-- BEGIN DATA IN THIS EXERCISE --

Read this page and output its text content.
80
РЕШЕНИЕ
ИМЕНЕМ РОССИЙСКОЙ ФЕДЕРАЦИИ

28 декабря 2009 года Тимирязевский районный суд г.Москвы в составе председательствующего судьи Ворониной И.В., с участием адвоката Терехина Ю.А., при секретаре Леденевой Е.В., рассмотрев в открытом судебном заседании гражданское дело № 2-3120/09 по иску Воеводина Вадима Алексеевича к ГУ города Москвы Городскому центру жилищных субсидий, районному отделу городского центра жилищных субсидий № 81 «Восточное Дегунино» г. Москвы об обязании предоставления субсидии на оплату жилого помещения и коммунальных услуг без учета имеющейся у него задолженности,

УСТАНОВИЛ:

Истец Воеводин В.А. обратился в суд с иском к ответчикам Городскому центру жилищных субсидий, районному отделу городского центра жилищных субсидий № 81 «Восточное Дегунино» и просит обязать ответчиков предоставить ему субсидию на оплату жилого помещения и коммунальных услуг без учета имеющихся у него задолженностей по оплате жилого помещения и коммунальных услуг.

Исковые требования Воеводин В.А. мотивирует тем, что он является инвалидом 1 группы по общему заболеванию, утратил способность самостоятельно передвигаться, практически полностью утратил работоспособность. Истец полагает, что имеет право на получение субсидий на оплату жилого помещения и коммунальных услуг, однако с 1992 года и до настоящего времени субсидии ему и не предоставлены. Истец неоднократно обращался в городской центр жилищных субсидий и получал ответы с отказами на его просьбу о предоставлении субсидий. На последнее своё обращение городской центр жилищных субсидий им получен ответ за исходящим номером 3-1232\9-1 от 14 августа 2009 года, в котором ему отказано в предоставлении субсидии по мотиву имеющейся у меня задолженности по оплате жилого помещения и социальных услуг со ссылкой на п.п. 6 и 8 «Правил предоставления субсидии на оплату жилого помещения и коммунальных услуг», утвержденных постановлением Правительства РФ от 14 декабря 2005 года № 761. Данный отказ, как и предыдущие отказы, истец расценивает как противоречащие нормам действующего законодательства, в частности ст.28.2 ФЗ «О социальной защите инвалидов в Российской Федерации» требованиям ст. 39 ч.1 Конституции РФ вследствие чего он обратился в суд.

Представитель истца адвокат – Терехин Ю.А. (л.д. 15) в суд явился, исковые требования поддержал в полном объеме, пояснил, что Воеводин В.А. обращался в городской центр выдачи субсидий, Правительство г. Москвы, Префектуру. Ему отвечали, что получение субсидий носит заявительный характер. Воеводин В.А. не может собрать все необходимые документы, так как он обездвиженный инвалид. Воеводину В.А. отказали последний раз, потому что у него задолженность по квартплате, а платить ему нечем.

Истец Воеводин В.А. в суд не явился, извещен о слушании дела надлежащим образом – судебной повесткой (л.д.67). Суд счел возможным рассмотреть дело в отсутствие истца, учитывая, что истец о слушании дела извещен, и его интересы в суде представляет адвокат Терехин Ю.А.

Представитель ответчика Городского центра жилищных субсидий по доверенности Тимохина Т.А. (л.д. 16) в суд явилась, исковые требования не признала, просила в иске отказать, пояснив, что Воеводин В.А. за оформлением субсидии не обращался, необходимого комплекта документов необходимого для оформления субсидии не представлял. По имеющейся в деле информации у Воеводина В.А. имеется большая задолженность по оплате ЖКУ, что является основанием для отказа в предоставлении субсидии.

-- END DATA IN THIS EXERCISE --

TASK INSTRUCTIONS – Copy out each record, keeping every word as it is.

WRITTEN SOLUTION –
Read this page and output its text content.
80
РЕШЕНИЕ
ИМЕНЕМ РОССИЙСКОЙ ФЕДЕРАЦИИ

28 декабря 2009 года Тимирязевский районный суд г.Москвы в составе председательствующего судьи Ворониной И.В., с участием адвоката Терехина Ю.А., при секретаре Леденевой Е.В., рассмотрев в открытом судебном заседании гражданское дело № 2-3120/09 по иску Воеводина Вадима Алексеевича к ГУ города Москвы Городскому центру жилищных субсидий, районному отделу городского центра жилищных субсидий № 81 «Восточное Дегунино» г. Москвы об обязании предоставления субсидии на оплату жилого помещения и коммунальных услуг без учета имеющейся у него задолженности,

УСТАНОВИЛ:

Истец Воеводин В.А. обратился в суд с иском к ответчикам Городскому центру жилищных субсидий, районному отделу городского центра жилищных субсидий № 81 «Восточное Дегунино» и просит обязать ответчиков предоставить ему субсидию на оплату жилого помещения и коммунальных услуг без учета имеющихся у него задолженностей по оплате жилого помещения и коммунальных услуг.

Исковые требования Воеводин В.А. мотивирует тем, что он является инвалидом 1 группы по общему заболеванию, утратил способность самостоятельно передвигаться, практически полностью утратил работоспособность. Истец полагает, что имеет право на получение субсидий на оплату жилого помещения и коммунальных услуг, однако с 1992 года и до настоящего времени субсидии ему и не предоставлены. Истец неоднократно обращался в городской центр жилищных субсидий и получал ответы с отказами на его просьбу о предоставлении субсидий. На последнее своё обращение городской центр жилищных субсидий им получен ответ за исходящим номером 3-1232\9-1 от 14 августа 2009 года, в котором ему отказано в предоставлении субсидии по мотиву имеющейся у меня задолженности по оплате жилого помещения и социальных услуг со ссылкой на п.п. 6 и 8 «Правил предоставления субсидии на оплату жилого помещения и коммунальных услуг», утвержденных постановлением Правительства РФ от 14 декабря 2005 года № 761. Данный отказ, как и предыдущие отказы, истец расценивает как противоречащие нормам действующего законодательства, в частности ст.28.2 ФЗ «О социальной защите инвалидов в Российской Федерации» требованиям ст. 39 ч.1 Конституции РФ вследствие чего он обратился в суд.

Представитель истца адвокат – Терехин Ю.А. (л.д. 15) в суд явился, исковые требования поддержал в полном объеме, пояснил, что Воеводин В.А. обращался в городской центр выдачи субсидий, Правительство г. Москвы, Префектуру. Ему отвечали, что получение субсидий носит заявительный характер. Воеводин В.А. не может собрать все необходимые документы, так как он обездвиженный инвалид. Воеводину В.А. отказали последний раз, потому что у него задолженность по квартплате, а платить ему нечем.

Истец Воеводин В.А. в суд не явился, извещен о слушании дела надлежащим образом – судебной повесткой (л.д.67). Суд счел возможным рассмотреть дело в отсутствие истца, учитывая, что истец о слушании дела извещен, и его интересы в суде представляет адвокат Терехин Ю.А.

Представитель ответчика Городского центра жилищных субсидий по доверенности Тимохина Т.А. (л.д. 16) в суд явилась, исковые требования не признала, просила в иске отказать, пояснив, что Воеводин В.А. за оформлением субсидии не обращался, необходимого комплекта документов необходимого для оформления субсидии не представлял. По имеющейся в деле информации у Воеводина В.А. имеется большая задолженность по оплате ЖКУ, что является основанием для отказа в предоставлении субсидии.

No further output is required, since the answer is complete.